What is needed: Gather all lines containing the string "icon" and copy them out.

Provided entries:
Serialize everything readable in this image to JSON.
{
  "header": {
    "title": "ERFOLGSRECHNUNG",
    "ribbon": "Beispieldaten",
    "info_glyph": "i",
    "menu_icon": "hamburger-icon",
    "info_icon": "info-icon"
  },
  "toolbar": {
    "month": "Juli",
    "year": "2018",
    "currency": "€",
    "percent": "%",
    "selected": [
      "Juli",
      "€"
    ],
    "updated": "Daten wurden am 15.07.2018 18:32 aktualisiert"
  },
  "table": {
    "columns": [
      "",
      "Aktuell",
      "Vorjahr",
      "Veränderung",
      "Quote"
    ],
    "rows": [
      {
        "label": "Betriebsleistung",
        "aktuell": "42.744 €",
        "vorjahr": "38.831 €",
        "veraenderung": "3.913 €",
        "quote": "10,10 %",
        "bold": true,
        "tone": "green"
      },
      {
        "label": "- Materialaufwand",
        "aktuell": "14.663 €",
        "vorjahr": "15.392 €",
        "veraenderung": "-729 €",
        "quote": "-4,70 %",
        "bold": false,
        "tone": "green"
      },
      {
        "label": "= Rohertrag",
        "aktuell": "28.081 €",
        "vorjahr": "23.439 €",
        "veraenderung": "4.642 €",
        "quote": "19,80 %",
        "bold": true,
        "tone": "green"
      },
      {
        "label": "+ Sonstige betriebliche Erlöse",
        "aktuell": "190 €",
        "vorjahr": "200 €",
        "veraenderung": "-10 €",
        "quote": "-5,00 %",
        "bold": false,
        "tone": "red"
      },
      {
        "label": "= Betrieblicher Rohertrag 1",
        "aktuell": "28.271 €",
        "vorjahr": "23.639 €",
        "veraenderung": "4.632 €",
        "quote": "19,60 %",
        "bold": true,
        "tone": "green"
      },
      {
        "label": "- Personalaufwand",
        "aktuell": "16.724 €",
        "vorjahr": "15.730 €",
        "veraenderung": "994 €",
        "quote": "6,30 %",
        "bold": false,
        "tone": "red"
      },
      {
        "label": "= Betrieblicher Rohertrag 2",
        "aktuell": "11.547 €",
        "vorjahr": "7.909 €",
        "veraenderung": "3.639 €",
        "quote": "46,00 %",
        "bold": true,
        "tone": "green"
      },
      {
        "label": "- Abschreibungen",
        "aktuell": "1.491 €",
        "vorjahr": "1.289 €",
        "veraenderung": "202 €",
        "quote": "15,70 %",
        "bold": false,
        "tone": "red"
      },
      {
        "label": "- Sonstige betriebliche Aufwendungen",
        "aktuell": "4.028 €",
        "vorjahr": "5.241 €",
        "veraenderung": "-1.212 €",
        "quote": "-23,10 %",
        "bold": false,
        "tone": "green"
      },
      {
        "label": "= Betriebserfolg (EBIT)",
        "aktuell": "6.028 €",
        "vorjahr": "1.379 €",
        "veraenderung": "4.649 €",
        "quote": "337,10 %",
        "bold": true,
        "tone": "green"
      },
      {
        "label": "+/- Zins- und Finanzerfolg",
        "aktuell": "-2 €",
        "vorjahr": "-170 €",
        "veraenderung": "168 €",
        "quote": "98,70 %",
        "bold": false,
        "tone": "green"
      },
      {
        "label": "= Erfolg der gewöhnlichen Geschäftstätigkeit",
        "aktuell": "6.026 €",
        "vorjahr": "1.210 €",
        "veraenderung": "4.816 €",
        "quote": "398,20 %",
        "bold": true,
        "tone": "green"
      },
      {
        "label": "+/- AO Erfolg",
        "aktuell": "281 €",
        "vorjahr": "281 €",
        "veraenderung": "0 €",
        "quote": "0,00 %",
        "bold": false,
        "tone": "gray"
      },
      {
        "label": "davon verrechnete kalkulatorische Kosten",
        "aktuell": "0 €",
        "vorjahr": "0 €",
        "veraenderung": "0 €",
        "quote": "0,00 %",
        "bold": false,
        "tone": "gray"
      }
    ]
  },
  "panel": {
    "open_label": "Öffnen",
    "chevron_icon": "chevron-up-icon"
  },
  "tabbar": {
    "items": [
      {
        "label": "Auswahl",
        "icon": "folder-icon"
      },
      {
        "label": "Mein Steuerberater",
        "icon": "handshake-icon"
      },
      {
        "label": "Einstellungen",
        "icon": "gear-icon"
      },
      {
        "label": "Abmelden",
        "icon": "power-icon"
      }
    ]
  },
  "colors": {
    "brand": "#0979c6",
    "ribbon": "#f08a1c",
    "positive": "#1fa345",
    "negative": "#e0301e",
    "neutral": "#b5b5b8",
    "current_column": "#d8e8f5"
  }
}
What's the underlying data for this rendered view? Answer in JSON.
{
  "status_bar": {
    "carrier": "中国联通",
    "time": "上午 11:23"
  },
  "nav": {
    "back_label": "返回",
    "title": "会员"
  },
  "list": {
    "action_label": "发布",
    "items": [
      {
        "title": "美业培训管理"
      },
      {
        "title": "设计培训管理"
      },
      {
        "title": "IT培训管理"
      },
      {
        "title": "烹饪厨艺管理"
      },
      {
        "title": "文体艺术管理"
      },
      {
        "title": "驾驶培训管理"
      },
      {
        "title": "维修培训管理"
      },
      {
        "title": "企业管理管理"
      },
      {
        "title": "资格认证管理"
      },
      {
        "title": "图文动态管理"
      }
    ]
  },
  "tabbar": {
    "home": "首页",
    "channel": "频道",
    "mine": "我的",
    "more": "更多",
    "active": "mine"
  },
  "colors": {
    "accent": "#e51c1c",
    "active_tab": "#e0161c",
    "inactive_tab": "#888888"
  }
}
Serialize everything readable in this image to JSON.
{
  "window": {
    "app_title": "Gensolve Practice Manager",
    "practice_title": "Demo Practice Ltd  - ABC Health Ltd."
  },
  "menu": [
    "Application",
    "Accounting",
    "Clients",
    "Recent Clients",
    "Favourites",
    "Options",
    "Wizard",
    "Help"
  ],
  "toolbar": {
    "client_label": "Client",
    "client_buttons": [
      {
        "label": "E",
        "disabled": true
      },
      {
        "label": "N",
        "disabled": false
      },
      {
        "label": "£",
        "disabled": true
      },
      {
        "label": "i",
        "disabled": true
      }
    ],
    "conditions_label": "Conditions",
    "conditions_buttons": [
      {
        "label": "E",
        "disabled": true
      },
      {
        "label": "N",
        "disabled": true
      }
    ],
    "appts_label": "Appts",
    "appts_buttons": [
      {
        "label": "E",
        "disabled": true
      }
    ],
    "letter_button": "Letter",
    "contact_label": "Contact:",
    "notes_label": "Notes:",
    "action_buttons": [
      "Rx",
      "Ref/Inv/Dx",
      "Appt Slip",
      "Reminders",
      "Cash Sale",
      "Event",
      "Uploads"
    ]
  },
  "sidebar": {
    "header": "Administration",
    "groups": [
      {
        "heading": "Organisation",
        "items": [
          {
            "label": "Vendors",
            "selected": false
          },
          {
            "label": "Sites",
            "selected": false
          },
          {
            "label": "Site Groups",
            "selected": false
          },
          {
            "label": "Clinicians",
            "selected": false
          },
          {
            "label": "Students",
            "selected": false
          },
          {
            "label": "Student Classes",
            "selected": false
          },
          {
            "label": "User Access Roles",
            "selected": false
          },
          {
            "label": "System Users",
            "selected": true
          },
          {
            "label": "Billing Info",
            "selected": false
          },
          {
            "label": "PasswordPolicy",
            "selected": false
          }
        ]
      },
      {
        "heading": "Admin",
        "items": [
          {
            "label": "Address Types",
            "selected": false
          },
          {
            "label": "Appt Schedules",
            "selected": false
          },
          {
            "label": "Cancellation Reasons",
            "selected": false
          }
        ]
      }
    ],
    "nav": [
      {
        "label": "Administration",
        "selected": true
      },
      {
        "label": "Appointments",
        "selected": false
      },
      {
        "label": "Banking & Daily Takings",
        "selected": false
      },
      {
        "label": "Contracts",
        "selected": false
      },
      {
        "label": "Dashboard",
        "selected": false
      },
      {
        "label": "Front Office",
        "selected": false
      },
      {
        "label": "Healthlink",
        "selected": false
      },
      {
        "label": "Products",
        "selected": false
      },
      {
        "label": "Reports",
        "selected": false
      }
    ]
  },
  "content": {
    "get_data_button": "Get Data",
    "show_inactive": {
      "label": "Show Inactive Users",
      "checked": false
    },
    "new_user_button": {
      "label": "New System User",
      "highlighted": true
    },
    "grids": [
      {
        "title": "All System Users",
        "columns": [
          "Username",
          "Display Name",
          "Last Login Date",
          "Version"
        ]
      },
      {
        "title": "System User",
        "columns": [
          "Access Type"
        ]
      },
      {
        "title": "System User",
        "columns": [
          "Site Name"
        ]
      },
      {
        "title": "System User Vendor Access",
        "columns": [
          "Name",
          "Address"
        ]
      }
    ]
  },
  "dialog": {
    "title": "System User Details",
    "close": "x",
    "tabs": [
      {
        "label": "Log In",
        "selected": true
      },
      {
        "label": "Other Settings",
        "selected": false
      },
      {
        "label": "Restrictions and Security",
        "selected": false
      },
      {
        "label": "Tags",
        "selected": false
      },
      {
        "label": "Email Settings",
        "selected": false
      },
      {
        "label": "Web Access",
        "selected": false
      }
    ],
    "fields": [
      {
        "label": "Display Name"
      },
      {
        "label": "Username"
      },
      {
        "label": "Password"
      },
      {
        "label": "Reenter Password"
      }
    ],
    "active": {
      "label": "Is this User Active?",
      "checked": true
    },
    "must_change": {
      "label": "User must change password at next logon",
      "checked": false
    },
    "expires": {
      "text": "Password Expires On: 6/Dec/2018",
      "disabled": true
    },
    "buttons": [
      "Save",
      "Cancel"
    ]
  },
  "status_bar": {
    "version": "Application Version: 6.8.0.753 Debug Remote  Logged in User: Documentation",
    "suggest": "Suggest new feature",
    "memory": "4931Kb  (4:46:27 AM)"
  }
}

Exercise solution:
    "menu_icon": "hamburger-icon",
    "info_icon": "info-icon"
    "chevron_icon": "chevron-up-icon"
        "icon": "folder-icon"
        "icon": "handshake-icon"
        "icon": "gear-icon"
        "icon": "power-icon"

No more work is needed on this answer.